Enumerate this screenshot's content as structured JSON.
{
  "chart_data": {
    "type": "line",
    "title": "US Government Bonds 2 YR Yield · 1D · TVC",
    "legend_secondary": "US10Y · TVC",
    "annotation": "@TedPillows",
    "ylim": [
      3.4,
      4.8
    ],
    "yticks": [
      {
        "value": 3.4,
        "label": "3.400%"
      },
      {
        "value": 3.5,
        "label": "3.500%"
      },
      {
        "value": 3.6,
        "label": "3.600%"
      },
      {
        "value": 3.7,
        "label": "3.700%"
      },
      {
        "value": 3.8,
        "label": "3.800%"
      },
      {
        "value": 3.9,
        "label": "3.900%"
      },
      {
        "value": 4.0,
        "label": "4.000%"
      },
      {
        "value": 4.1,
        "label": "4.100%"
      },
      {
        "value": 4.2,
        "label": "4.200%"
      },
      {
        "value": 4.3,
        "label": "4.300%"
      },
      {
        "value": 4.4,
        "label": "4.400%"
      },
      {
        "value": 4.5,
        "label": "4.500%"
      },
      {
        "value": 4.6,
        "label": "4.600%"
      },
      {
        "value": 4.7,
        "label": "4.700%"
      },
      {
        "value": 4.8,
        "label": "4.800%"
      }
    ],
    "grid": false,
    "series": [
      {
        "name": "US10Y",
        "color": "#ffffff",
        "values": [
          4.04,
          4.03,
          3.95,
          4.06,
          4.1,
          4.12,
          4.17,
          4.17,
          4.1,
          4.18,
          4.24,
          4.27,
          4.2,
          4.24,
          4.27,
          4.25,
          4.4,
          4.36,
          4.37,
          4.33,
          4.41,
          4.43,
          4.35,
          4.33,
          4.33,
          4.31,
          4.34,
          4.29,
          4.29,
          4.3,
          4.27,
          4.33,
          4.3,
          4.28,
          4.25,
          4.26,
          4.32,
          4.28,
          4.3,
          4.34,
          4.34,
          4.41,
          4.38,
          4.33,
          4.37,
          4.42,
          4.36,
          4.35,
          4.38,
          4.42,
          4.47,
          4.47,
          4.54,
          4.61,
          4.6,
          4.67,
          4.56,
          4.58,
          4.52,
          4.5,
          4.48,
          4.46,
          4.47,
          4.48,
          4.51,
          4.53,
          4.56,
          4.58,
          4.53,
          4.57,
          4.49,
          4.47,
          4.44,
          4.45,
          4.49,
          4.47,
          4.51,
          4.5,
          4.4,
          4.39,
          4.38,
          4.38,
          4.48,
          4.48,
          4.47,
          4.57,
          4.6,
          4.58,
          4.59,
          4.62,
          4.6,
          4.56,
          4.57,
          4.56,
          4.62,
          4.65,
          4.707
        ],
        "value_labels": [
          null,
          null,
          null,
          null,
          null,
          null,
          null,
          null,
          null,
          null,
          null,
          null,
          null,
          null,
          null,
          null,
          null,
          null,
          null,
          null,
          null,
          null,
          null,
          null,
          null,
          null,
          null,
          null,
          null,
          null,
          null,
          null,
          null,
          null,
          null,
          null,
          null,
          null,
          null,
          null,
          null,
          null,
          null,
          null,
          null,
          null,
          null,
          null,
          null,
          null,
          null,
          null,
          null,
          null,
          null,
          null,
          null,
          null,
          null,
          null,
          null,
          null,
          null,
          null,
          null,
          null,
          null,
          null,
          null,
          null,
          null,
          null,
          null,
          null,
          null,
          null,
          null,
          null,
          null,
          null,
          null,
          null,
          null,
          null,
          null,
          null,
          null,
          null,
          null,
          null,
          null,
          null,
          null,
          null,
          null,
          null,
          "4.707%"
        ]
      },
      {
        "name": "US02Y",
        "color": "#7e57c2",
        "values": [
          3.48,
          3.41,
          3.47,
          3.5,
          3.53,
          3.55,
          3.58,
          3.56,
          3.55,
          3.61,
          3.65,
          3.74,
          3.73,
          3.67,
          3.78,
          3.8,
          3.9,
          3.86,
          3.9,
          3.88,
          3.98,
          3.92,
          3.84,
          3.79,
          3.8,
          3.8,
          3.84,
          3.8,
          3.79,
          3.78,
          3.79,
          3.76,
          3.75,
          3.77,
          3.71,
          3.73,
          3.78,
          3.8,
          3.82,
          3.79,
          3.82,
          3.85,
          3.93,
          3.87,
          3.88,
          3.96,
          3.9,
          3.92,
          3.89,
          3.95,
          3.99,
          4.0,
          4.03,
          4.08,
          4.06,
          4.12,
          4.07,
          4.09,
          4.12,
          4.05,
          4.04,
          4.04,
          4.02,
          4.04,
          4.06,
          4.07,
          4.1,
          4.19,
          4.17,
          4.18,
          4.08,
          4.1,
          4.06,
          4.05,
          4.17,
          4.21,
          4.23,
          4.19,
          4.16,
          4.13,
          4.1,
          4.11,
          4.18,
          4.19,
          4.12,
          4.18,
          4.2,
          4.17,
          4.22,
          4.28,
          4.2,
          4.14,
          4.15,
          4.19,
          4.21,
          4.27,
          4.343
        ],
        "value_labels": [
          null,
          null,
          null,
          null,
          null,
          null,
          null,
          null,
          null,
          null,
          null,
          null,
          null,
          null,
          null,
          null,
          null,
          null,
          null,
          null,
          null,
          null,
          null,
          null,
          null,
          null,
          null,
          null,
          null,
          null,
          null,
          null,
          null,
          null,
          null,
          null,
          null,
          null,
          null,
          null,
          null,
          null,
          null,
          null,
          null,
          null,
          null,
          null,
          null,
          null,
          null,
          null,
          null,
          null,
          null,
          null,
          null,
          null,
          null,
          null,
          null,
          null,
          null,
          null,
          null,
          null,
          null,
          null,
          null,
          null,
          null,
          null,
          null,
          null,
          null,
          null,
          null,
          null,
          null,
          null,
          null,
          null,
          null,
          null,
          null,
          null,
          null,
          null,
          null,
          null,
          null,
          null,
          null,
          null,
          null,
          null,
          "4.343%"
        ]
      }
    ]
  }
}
· · · · ·
Problem description: Repeat all entries. Match them exactly.

Exercise answer:
Enumerate this screenshot's content as structured JSON.
{
  "chart_data": {
    "type": "line",
    "title": "US Government Bonds 2 YR Yield · 1D · TVC",
    "legend_secondary": "US10Y · TVC",
    "annotation": "@TedPillows",
    "ylim": [
      3.4,
      4.8
    ],
    "yticks": [
      {
        "value": 3.4,
        "label": "3.400%"
      },
      {
        "value": 3.5,
        "label": "3.500%"
      },
      {
        "value": 3.6,
        "label": "3.600%"
      },
      {
        "value": 3.7,
        "label": "3.700%"
      },
      {
        "value": 3.8,
        "label": "3.800%"
      },
      {
        "value": 3.9,
        "label": "3.900%"
      },
      {
        "value": 4.0,
        "label": "4.000%"
      },
      {
        "value": 4.1,
        "label": "4.100%"
      },
      {
        "value": 4.2,
        "label": "4.200%"
      },
      {
        "value": 4.3,
        "label": "4.300%"
      },
      {
        "value": 4.4,
        "label": "4.400%"
      },
      {
        "value": 4.5,
        "label": "4.500%"
      },
      {
        "value": 4.6,
        "label": "4.600%"
      },
      {
        "value": 4.7,
        "label": "4.700%"
      },
      {
        "value": 4.8,
        "label": "4.800%"
      }
    ],
    "grid": false,
    "series": [
      {
        "name": "US10Y",
        "color": "#ffffff",
        "values": [
          4.04,
          4.03,
          3.95,
          4.06,
          4.1,
          4.12,
          4.17,
          4.17,
          4.1,
          4.18,
          4.24,
          4.27,
          4.2,
          4.24,
          4.27,
          4.25,
          4.4,
          4.36,
          4.37,
          4.33,
          4.41,
          4.43,
          4.35,
          4.33,
          4.33,
          4.31,
          4.34,
          4.29,
          4.29,
          4.3,
          4.27,
          4.33,
          4.3,
          4.28,
          4.25,
          4.26,
          4.32,
          4.28,
          4.3,
          4.34,
          4.34,
          4.41,
          4.38,
          4.33,
          4.37,
          4.42,
          4.36,
          4.35,
          4.38,
          4.42,
          4.47,
          4.47,
          4.54,
          4.61,
          4.6,
          4.67,
          4.56,
          4.58,
          4.52,
          4.5,
          4.48,
          4.46,
          4.47,
          4.48,
          4.51,
          4.53,
          4.56,
          4.58,
          4.53,
          4.57,
          4.49,
          4.47,
          4.44,
          4.45,
          4.49,
          4.47,
          4.51,
          4.5,
          4.4,
          4.39,
          4.38,
          4.38,
          4.48,
          4.48,
          4.47,
          4.57,
          4.6,
          4.58,
          4.59,
          4.62,
          4.6,
          4.56,
          4.57,
          4.56,
          4.62,
          4.65,
          4.707
        ],
        "value_labels": [
          null,
          null,
          null,
          null,
          null,
          null,
          null,
          null,
          null,
          null,
          null,
          null,
          null,
          null,
          null,
          null,
          null,
          null,
          null,
          null,
          null,
          null,
          null,
          null,
          null,
          null,
          null,
          null,
          null,
          null,
          null,
          null,
          null,
          null,
          null,
          null,
          null,
          null,
          null,
          null,
          null,
          null,
          null,
          null,
          null,
          null,
          null,
          null,
          null,
          null,
          null,
          null,
          null,
          null,
          null,
          null,
          null,
          null,
          null,
          null,
          null,
          null,
          null,
          null,
          null,
          null,
          null,
          null,
          null,
          null,
          null,
          null,
          null,
          null,
          null,
          null,
          null,
          null,
          null,
          null,
          null,
          null,
          null,
          null,
          null,
          null,
          null,
          null,
          null,
          null,
          null,
          null,
          null,
          null,
          null,
          null,
          "4.707%"
        ]
      },
      {
        "name": "US02Y",
        "color": "#7e57c2",
        "values": [
          3.48,
          3.41,
          3.47,
          3.5,
          3.53,
          3.55,
          3.58,
          3.56,
          3.55,
          3.61,
          3.65,
          3.74,
          3.73,
          3.67,
          3.78,
          3.8,
          3.9,
          3.86,
          3.9,
          3.88,
          3.98,
          3.92,
          3.84,
          3.79,
          3.8,
          3.8,
          3.84,
          3.8,
          3.79,
          3.78,
          3.79,
          3.76,
          3.75,
          3.77,
          3.71,
          3.73,
          3.78,
          3.8,
          3.82,
          3.79,
          3.82,
          3.85,
          3.93,
          3.87,
          3.88,
          3.96,
          3.9,
          3.92,
          3.89,
          3.95,
          3.99,
          4.0,
          4.03,
          4.08,
          4.06,
          4.12,
          4.07,
          4.09,
          4.12,
          4.05,
          4.04,
          4.04,
          4.02,
          4.04,
          4.06,
          4.07,
          4.1,
          4.19,
          4.17,
          4.18,
          4.08,
          4.1,
          4.06,
          4.05,
          4.17,
          4.21,
          4.23,
          4.19,
          4.16,
          4.13,
          4.1,
          4.11,
          4.18,
          4.19,
          4.12,
          4.18,
          4.2,
          4.17,
          4.22,
          4.28,
          4.2,
          4.14,
          4.15,
          4.19,
          4.21,
          4.27,
          4.343
        ],
        "value_labels": [
          null,
          null,
          null,
          null,
          null,
          null,
          null,
          null,
          null,
          null,
          null,
          null,
          null,
          null,
          null,
          null,
          null,
          null,
          null,
          null,
          null,
          null,
          null,
          null,
          null,
          null,
          null,
          null,
          null,
          null,
          null,
          null,
          null,
          null,
          null,
          null,
          null,
          null,
          null,
          null,
          null,
          null,
          null,
          null,
          null,
          null,
          null,
          null,
          null,
          null,
          null,
          null,
          null,
          null,
          null,
          null,
          null,
          null,
          null,
          null,
          null,
          null,
          null,
          null,
          null,
          null,
          null,
          null,
          null,
          null,
          null,
          null,
          null,
          null,
          null,
          null,
          null,
          null,
          null,
          null,
          null,
          null,
          null,
          null,
          null,
          null,
          null,
          null,
          null,
          null,
          null,
          null,
          null,
          null,
          null,
          null,
          "4.343%"
        ]
      }
    ]
  }
}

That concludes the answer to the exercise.